■ Your goal
Please copy out the following lines word for word, with nothing changed.

────────────────

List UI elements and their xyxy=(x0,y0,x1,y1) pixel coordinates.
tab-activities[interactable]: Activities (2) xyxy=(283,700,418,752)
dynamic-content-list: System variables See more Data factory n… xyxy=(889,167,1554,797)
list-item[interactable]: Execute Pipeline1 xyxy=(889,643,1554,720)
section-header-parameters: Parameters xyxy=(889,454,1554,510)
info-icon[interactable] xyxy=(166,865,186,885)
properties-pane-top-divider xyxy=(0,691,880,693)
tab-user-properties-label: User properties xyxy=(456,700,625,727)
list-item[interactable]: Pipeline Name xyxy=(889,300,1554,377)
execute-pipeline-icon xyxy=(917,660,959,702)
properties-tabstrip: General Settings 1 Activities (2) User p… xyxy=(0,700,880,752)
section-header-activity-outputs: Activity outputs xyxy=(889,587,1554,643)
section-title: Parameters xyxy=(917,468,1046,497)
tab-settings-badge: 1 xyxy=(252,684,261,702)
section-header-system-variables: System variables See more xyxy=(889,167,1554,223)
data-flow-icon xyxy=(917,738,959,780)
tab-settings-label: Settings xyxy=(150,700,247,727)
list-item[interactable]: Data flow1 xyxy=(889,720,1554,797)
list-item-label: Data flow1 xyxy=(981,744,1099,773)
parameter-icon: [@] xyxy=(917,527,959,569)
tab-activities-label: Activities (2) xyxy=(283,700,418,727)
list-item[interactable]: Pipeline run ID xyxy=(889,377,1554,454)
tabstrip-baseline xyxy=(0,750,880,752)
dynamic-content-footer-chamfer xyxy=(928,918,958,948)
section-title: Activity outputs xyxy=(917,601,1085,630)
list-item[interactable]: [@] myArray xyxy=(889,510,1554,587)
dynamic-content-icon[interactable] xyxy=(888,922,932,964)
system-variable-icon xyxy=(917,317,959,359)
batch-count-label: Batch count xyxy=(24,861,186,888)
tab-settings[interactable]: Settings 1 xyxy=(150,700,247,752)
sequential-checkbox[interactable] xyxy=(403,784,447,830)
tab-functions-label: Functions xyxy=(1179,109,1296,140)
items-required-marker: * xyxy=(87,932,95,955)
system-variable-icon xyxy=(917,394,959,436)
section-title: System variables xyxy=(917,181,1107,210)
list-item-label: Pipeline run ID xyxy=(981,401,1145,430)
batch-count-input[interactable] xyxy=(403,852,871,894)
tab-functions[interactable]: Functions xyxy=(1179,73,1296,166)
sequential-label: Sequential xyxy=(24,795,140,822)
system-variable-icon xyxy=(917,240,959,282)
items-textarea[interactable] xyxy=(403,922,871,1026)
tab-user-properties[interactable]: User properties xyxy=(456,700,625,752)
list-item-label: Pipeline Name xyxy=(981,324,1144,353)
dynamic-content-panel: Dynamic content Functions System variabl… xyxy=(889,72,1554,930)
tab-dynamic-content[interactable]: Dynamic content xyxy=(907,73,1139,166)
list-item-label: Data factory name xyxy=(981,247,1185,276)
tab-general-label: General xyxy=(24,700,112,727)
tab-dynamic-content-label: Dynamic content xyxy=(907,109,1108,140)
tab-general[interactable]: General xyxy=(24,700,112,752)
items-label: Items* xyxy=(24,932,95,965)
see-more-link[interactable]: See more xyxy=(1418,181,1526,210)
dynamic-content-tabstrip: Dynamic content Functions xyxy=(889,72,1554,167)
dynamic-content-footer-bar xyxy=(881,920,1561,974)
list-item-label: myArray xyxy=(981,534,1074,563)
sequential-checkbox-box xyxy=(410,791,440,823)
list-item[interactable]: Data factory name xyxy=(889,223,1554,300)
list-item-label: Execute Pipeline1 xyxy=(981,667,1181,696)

────────────────

■ Correct result
List UI elements and their xyxy=(x0,y0,x1,y1) pixel coordinates.
tab-activities[interactable]: Activities (2) xyxy=(283,700,418,752)
dynamic-content-list: System variables See more Data factory n… xyxy=(889,167,1554,797)
list-item[interactable]: Execute Pipeline1 xyxy=(889,643,1554,720)
section-header-parameters: Parameters xyxy=(889,454,1554,510)
info-icon[interactable] xyxy=(166,865,186,885)
properties-pane-top-divider xyxy=(0,691,880,693)
tab-user-properties-label: User properties xyxy=(456,700,625,727)
list-item[interactable]: Pipeline Name xyxy=(889,300,1554,377)
execute-pipeline-icon xyxy=(917,660,959,702)
properties-tabstrip: General Settings 1 Activities (2) User p… xyxy=(0,700,880,752)
section-header-activity-outputs: Activity outputs xyxy=(889,587,1554,643)
section-title: Parameters xyxy=(917,468,1046,497)
tab-settings-badge: 1 xyxy=(252,684,261,702)
section-header-system-variables: System variables See more xyxy=(889,167,1554,223)
data-flow-icon xyxy=(917,738,959,780)
tab-settings-label: Settings xyxy=(150,700,247,727)
list-item[interactable]: Data flow1 xyxy=(889,720,1554,797)
list-item-label: Data flow1 xyxy=(981,744,1099,773)
parameter-icon: [@] xyxy=(917,527,959,569)
tab-activities-label: Activities (2) xyxy=(283,700,418,727)
list-item[interactable]: Pipeline run ID xyxy=(889,377,1554,454)
tabstrip-baseline xyxy=(0,750,880,752)
dynamic-content-footer-chamfer xyxy=(928,918,958,948)
section-title: Activity outputs xyxy=(917,601,1085,630)
list-item[interactable]: [@] myArray xyxy=(889,510,1554,587)
dynamic-content-icon[interactable] xyxy=(888,922,932,964)
system-variable-icon xyxy=(917,317,959,359)
batch-count-label: Batch count xyxy=(24,861,186,888)
tab-settings[interactable]: Settings 1 xyxy=(150,700,247,752)
sequential-checkbox[interactable] xyxy=(403,784,447,830)
tab-functions-label: Functions xyxy=(1179,109,1296,140)
items-required-marker: * xyxy=(87,932,95,955)
system-variable-icon xyxy=(917,394,959,436)
section-title: System variables xyxy=(917,181,1107,210)
list-item-label: Pipeline run ID xyxy=(981,401,1145,430)
batch-count-input[interactable] xyxy=(403,852,871,894)
tab-functions[interactable]: Functions xyxy=(1179,73,1296,166)
sequential-label: Sequential xyxy=(24,795,140,822)
system-variable-icon xyxy=(917,240,959,282)
items-textarea[interactable] xyxy=(403,922,871,1026)
tab-user-properties[interactable]: User properties xyxy=(456,700,625,752)
list-item-label: Pipeline Name xyxy=(981,324,1144,353)
dynamic-content-panel: Dynamic content Functions System variabl… xyxy=(889,72,1554,930)
tab-dynamic-content[interactable]: Dynamic content xyxy=(907,73,1139,166)
list-item-label: Data factory name xyxy=(981,247,1185,276)
tab-general-label: General xyxy=(24,700,112,727)
tab-dynamic-content-label: Dynamic content xyxy=(907,109,1108,140)
tab-general[interactable]: General xyxy=(24,700,112,752)
items-label: Items* xyxy=(24,932,95,965)
see-more-link[interactable]: See more xyxy=(1418,181,1526,210)
dynamic-content-tabstrip: Dynamic content Functions xyxy=(889,72,1554,167)
dynamic-content-footer-bar xyxy=(881,920,1561,974)
list-item-label: myArray xyxy=(981,534,1074,563)
sequential-checkbox-box xyxy=(410,791,440,823)
list-item[interactable]: Data factory name xyxy=(889,223,1554,300)
list-item-label: Execute Pipeline1 xyxy=(981,667,1181,696)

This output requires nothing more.